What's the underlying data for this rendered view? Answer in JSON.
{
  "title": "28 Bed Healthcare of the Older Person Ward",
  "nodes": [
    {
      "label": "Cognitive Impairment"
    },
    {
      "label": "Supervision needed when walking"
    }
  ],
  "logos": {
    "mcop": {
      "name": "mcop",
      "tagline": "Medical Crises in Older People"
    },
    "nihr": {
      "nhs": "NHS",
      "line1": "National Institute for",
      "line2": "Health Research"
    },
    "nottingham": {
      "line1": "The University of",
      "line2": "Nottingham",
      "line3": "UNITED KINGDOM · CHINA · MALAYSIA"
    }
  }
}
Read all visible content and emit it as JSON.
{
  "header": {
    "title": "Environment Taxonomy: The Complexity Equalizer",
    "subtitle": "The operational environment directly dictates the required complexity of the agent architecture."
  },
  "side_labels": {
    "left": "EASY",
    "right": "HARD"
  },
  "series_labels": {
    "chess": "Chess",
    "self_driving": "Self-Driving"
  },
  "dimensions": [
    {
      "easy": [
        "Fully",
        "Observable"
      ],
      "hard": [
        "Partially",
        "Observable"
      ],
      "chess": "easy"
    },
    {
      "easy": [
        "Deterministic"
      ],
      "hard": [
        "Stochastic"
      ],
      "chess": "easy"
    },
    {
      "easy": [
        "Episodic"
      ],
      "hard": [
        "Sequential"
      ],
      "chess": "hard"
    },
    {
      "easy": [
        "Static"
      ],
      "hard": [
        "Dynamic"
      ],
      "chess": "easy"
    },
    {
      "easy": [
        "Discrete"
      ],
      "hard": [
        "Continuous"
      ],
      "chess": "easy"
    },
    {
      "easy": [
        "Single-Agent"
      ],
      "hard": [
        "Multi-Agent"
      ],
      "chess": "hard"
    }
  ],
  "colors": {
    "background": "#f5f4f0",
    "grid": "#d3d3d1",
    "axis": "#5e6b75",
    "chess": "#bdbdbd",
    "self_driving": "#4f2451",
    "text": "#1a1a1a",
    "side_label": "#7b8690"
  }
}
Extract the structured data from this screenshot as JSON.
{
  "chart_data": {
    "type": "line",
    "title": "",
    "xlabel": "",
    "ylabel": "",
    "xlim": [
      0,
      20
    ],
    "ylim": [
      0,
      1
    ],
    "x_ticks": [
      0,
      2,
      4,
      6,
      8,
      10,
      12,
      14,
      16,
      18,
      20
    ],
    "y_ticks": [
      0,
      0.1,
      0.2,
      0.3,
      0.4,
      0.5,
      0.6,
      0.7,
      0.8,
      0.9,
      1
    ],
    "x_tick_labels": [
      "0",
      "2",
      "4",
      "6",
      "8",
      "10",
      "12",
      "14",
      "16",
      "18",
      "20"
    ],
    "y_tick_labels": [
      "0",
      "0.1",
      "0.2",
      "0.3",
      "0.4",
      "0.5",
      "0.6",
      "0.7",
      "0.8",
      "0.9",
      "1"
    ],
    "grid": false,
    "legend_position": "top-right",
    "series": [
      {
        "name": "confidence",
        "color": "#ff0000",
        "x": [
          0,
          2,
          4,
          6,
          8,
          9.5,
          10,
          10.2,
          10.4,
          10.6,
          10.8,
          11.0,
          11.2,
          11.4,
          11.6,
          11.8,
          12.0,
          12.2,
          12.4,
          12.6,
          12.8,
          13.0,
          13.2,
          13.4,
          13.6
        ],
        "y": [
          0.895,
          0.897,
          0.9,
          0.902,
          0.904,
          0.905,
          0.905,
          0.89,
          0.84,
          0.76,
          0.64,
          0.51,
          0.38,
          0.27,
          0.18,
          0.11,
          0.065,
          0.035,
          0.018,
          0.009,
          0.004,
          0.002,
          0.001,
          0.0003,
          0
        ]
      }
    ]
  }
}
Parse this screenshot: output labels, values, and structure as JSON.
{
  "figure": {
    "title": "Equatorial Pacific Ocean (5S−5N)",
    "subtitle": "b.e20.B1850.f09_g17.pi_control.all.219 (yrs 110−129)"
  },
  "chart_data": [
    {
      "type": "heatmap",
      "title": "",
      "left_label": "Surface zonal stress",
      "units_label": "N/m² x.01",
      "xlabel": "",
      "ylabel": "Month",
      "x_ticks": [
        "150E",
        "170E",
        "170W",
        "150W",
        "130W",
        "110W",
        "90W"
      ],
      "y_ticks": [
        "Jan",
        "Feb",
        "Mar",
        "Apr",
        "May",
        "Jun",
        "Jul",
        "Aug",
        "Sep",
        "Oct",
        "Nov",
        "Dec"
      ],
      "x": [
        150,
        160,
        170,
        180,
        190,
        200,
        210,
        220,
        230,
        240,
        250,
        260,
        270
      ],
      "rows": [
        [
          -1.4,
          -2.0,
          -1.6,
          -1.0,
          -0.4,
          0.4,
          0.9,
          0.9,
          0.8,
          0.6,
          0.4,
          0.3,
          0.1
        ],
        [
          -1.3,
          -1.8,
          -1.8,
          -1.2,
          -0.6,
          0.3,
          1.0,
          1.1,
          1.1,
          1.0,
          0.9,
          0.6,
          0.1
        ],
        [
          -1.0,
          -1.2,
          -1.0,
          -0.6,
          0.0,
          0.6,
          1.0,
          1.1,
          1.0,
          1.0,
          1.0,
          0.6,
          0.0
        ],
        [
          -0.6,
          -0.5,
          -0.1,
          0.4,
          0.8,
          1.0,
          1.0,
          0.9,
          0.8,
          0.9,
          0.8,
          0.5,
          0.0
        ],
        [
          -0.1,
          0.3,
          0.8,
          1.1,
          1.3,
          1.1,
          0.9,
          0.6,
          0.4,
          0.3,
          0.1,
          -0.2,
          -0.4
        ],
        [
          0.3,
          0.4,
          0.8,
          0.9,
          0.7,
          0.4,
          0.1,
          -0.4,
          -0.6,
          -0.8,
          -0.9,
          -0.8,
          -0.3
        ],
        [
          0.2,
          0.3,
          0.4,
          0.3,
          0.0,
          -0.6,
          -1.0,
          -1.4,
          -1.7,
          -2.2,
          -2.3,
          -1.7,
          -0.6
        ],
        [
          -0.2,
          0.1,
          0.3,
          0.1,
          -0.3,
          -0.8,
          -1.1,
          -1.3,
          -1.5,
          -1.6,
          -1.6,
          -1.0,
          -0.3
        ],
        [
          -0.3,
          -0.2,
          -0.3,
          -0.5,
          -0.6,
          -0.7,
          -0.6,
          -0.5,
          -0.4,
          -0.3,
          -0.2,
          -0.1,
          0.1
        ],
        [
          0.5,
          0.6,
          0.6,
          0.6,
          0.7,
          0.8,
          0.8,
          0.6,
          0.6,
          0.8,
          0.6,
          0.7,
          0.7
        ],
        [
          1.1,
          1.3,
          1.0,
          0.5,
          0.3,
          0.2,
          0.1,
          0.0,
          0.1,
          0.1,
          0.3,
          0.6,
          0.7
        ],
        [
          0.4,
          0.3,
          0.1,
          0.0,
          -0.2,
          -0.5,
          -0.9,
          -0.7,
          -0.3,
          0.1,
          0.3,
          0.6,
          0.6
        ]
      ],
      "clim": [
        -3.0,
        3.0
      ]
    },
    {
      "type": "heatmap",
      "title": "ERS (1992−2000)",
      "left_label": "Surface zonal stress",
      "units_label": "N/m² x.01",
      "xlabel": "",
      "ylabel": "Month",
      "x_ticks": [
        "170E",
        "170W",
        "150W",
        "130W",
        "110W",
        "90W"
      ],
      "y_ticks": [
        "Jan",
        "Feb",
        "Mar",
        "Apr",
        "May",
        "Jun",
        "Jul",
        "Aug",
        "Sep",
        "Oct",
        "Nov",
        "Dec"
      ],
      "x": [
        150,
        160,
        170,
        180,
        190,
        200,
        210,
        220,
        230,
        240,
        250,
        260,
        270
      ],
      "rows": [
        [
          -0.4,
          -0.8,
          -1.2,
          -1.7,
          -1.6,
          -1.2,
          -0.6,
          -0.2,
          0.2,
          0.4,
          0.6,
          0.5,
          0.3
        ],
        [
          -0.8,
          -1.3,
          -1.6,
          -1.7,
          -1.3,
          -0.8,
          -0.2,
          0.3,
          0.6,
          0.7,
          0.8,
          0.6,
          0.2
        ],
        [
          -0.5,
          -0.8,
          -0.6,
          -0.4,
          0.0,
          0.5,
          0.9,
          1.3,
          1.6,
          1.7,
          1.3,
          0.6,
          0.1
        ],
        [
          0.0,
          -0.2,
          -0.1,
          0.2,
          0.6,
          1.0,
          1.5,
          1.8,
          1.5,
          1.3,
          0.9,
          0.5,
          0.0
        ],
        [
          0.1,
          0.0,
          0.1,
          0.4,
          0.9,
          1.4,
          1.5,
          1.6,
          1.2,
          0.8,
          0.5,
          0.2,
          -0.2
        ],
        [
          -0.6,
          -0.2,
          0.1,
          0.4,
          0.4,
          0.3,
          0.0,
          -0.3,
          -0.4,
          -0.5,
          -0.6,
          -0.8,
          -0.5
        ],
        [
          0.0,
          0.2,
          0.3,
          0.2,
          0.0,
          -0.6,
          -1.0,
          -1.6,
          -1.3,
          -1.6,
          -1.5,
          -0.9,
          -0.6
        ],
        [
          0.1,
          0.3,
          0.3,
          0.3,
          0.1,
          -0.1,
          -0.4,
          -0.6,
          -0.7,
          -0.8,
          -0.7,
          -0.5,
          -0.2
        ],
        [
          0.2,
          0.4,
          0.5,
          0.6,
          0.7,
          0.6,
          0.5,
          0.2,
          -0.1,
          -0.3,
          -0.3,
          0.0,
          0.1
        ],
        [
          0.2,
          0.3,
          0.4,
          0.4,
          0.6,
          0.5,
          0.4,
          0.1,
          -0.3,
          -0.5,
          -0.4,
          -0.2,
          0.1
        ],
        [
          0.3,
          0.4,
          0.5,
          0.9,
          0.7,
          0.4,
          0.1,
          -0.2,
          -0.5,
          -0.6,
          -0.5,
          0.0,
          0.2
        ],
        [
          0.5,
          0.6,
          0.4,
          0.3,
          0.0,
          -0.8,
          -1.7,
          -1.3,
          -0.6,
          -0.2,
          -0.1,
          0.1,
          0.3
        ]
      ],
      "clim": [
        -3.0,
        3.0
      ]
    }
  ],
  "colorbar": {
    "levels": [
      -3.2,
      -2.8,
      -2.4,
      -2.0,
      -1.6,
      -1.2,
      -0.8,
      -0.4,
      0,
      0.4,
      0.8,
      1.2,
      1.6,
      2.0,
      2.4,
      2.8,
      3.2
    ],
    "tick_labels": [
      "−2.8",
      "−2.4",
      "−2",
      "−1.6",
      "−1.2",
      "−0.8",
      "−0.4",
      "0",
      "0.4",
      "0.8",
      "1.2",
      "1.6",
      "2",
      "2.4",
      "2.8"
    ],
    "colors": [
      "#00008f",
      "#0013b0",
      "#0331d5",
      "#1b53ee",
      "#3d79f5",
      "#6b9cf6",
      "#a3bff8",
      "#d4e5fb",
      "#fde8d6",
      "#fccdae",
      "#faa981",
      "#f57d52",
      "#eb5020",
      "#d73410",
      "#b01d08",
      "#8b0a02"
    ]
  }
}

## Objective:
Within the listing above, copy each line that has the string "subtitle".

## Solution to this problem:
    "subtitle": "The operational environment directly dictates the required complexity of the agent architecture."
    "subtitle": "b.e20.B1850.f09_g17.pi_control.all.219 (yrs 110−129)"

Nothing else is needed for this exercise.